What is required:
Reproduce every line of the records below character for character.

Record excerpts:
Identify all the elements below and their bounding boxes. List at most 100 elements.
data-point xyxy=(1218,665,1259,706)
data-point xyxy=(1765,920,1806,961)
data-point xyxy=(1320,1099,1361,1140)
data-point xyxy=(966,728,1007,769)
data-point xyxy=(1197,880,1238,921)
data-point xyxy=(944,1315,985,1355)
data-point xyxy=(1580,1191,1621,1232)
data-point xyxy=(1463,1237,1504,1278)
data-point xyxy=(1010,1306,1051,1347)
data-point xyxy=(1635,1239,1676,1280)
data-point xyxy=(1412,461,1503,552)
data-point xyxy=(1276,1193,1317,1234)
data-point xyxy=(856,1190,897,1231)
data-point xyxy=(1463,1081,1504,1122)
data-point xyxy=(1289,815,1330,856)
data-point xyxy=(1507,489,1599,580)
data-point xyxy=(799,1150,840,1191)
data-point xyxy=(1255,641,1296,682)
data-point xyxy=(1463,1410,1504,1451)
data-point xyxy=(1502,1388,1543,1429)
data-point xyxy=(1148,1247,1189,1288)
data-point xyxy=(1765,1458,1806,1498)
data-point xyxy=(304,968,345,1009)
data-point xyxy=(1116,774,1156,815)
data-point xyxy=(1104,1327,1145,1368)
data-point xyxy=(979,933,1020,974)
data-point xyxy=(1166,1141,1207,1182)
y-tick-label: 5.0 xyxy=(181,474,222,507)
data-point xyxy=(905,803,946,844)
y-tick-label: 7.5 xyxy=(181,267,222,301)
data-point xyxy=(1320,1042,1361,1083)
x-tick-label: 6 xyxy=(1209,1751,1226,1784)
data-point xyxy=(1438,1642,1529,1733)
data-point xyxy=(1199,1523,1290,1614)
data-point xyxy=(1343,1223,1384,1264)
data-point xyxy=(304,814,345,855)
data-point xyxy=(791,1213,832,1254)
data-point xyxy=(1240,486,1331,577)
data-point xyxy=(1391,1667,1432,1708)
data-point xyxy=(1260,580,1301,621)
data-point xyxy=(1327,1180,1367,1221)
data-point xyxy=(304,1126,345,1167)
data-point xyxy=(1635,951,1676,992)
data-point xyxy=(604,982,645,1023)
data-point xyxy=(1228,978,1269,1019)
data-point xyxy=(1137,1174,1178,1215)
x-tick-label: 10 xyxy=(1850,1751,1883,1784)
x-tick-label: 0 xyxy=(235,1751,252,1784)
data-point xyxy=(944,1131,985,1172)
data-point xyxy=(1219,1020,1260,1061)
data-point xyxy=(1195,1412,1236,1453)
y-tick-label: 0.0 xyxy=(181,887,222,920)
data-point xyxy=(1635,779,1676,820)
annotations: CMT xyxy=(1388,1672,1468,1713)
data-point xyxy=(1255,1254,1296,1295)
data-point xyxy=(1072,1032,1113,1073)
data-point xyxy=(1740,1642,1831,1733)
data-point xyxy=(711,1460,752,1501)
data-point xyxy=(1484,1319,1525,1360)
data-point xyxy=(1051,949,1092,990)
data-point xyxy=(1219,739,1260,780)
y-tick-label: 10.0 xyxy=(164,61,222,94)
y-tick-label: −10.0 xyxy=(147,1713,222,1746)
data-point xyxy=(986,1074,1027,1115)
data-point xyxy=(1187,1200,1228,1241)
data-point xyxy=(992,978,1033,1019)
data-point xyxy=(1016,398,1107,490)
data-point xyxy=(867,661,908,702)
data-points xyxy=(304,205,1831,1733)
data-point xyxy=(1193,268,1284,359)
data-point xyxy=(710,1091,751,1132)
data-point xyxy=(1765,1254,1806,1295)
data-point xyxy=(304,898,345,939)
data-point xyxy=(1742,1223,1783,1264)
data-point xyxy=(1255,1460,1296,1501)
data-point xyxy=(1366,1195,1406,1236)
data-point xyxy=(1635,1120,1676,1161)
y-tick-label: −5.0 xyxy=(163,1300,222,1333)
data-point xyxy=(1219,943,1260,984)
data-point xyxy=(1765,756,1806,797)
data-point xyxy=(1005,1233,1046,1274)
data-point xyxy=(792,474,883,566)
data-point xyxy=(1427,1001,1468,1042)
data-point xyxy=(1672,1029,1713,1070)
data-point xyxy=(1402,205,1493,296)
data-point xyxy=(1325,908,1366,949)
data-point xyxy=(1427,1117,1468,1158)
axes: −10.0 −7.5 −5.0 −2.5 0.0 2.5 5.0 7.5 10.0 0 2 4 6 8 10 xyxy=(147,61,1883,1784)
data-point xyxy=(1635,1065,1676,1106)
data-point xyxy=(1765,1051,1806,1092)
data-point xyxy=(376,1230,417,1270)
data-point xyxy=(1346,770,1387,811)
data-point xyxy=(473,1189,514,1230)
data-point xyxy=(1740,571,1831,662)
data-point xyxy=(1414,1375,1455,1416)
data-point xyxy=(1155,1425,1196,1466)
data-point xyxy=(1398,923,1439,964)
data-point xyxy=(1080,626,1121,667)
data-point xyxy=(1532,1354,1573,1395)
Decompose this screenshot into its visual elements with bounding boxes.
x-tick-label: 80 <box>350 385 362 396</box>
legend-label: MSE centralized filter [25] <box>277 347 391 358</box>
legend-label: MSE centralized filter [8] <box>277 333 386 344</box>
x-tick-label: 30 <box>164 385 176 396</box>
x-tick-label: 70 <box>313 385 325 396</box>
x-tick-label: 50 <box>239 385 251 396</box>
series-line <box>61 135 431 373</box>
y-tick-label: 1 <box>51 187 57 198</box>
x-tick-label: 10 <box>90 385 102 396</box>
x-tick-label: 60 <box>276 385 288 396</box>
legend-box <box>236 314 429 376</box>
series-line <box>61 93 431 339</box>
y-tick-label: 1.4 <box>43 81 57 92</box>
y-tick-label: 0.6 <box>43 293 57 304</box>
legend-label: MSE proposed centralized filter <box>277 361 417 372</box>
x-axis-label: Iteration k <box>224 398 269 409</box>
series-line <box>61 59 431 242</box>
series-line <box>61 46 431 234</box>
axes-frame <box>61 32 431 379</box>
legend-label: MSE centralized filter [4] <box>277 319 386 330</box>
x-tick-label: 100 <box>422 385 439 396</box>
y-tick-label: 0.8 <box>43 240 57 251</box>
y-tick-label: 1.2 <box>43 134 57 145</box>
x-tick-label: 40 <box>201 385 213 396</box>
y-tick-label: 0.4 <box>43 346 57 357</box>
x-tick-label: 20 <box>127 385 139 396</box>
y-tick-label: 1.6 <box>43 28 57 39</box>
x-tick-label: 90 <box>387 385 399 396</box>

Solved exercise:
Identify all the elements below and their bounding boxes. List at most 100 elements.
data-point xyxy=(1218,665,1259,706)
data-point xyxy=(1765,920,1806,961)
data-point xyxy=(1320,1099,1361,1140)
data-point xyxy=(966,728,1007,769)
data-point xyxy=(1197,880,1238,921)
data-point xyxy=(944,1315,985,1355)
data-point xyxy=(1580,1191,1621,1232)
data-point xyxy=(1463,1237,1504,1278)
data-point xyxy=(1010,1306,1051,1347)
data-point xyxy=(1635,1239,1676,1280)
data-point xyxy=(1412,461,1503,552)
data-point xyxy=(1276,1193,1317,1234)
data-point xyxy=(856,1190,897,1231)
data-point xyxy=(1463,1081,1504,1122)
data-point xyxy=(1289,815,1330,856)
data-point xyxy=(1507,489,1599,580)
data-point xyxy=(799,1150,840,1191)
data-point xyxy=(1255,641,1296,682)
data-point xyxy=(1463,1410,1504,1451)
data-point xyxy=(1502,1388,1543,1429)
data-point xyxy=(1148,1247,1189,1288)
data-point xyxy=(1765,1458,1806,1498)
data-point xyxy=(304,968,345,1009)
data-point xyxy=(1116,774,1156,815)
data-point xyxy=(1104,1327,1145,1368)
data-point xyxy=(979,933,1020,974)
data-point xyxy=(1166,1141,1207,1182)
y-tick-label: 5.0 xyxy=(181,474,222,507)
data-point xyxy=(905,803,946,844)
y-tick-label: 7.5 xyxy=(181,267,222,301)
data-point xyxy=(1320,1042,1361,1083)
x-tick-label: 6 xyxy=(1209,1751,1226,1784)
data-point xyxy=(1438,1642,1529,1733)
data-point xyxy=(1199,1523,1290,1614)
data-point xyxy=(1343,1223,1384,1264)
data-point xyxy=(304,814,345,855)
data-point xyxy=(791,1213,832,1254)
data-point xyxy=(1240,486,1331,577)
data-point xyxy=(1391,1667,1432,1708)
data-point xyxy=(1260,580,1301,621)
data-point xyxy=(1327,1180,1367,1221)
data-point xyxy=(304,1126,345,1167)
data-point xyxy=(1635,951,1676,992)
data-point xyxy=(604,982,645,1023)
data-point xyxy=(1228,978,1269,1019)
data-point xyxy=(1137,1174,1178,1215)
x-tick-label: 10 xyxy=(1850,1751,1883,1784)
x-tick-label: 0 xyxy=(235,1751,252,1784)
data-point xyxy=(944,1131,985,1172)
data-point xyxy=(1219,1020,1260,1061)
data-point xyxy=(1195,1412,1236,1453)
y-tick-label: 0.0 xyxy=(181,887,222,920)
data-point xyxy=(1635,779,1676,820)
annotations: CMT xyxy=(1388,1672,1468,1713)
data-point xyxy=(1255,1254,1296,1295)
data-point xyxy=(1072,1032,1113,1073)
data-point xyxy=(1740,1642,1831,1733)
data-point xyxy=(711,1460,752,1501)
data-point xyxy=(1484,1319,1525,1360)
data-point xyxy=(1051,949,1092,990)
data-point xyxy=(1219,739,1260,780)
y-tick-label: 10.0 xyxy=(164,61,222,94)
y-tick-label: −10.0 xyxy=(147,1713,222,1746)
data-point xyxy=(986,1074,1027,1115)
data-point xyxy=(1187,1200,1228,1241)
data-point xyxy=(992,978,1033,1019)
data-point xyxy=(1016,398,1107,490)
data-point xyxy=(867,661,908,702)
data-points xyxy=(304,205,1831,1733)
data-point xyxy=(1193,268,1284,359)
data-point xyxy=(710,1091,751,1132)
data-point xyxy=(1765,1254,1806,1295)
data-point xyxy=(304,898,345,939)
data-point xyxy=(1742,1223,1783,1264)
data-point xyxy=(1255,1460,1296,1501)
data-point xyxy=(1366,1195,1406,1236)
data-point xyxy=(1635,1120,1676,1161)
y-tick-label: −5.0 xyxy=(163,1300,222,1333)
data-point xyxy=(1219,943,1260,984)
data-point xyxy=(1765,756,1806,797)
data-point xyxy=(1005,1233,1046,1274)
data-point xyxy=(792,474,883,566)
data-point xyxy=(1427,1001,1468,1042)
data-point xyxy=(1672,1029,1713,1070)
data-point xyxy=(1402,205,1493,296)
data-point xyxy=(1325,908,1366,949)
data-point xyxy=(1427,1117,1468,1158)
axes: −10.0 −7.5 −5.0 −2.5 0.0 2.5 5.0 7.5 10.0 0 2 4 6 8 10 xyxy=(147,61,1883,1784)
data-point xyxy=(1635,1065,1676,1106)
data-point xyxy=(1765,1051,1806,1092)
data-point xyxy=(376,1230,417,1270)
data-point xyxy=(1346,770,1387,811)
data-point xyxy=(473,1189,514,1230)
data-point xyxy=(1740,571,1831,662)
data-point xyxy=(1414,1375,1455,1416)
data-point xyxy=(1155,1425,1196,1466)
data-point xyxy=(1398,923,1439,964)
data-point xyxy=(1080,626,1121,667)
data-point xyxy=(1532,1354,1573,1395)
Decompose this screenshot into its visual elements with bounding boxes.
x-tick-label: 80 <box>350 385 362 396</box>
legend-label: MSE centralized filter [25] <box>277 347 391 358</box>
legend-label: MSE centralized filter [8] <box>277 333 386 344</box>
x-tick-label: 30 <box>164 385 176 396</box>
x-tick-label: 70 <box>313 385 325 396</box>
x-tick-label: 50 <box>239 385 251 396</box>
series-line <box>61 135 431 373</box>
y-tick-label: 1 <box>51 187 57 198</box>
x-tick-label: 10 <box>90 385 102 396</box>
x-tick-label: 60 <box>276 385 288 396</box>
legend-box <box>236 314 429 376</box>
series-line <box>61 93 431 339</box>
y-tick-label: 1.4 <box>43 81 57 92</box>
y-tick-label: 0.6 <box>43 293 57 304</box>
legend-label: MSE proposed centralized filter <box>277 361 417 372</box>
x-axis-label: Iteration k <box>224 398 269 409</box>
series-line <box>61 59 431 242</box>
series-line <box>61 46 431 234</box>
axes-frame <box>61 32 431 379</box>
legend-label: MSE centralized filter [4] <box>277 319 386 330</box>
x-tick-label: 100 <box>422 385 439 396</box>
y-tick-label: 0.8 <box>43 240 57 251</box>
y-tick-label: 1.2 <box>43 134 57 145</box>
x-tick-label: 40 <box>201 385 213 396</box>
y-tick-label: 0.4 <box>43 346 57 357</box>
x-tick-label: 20 <box>127 385 139 396</box>
y-tick-label: 1.6 <box>43 28 57 39</box>
x-tick-label: 90 <box>387 385 399 396</box>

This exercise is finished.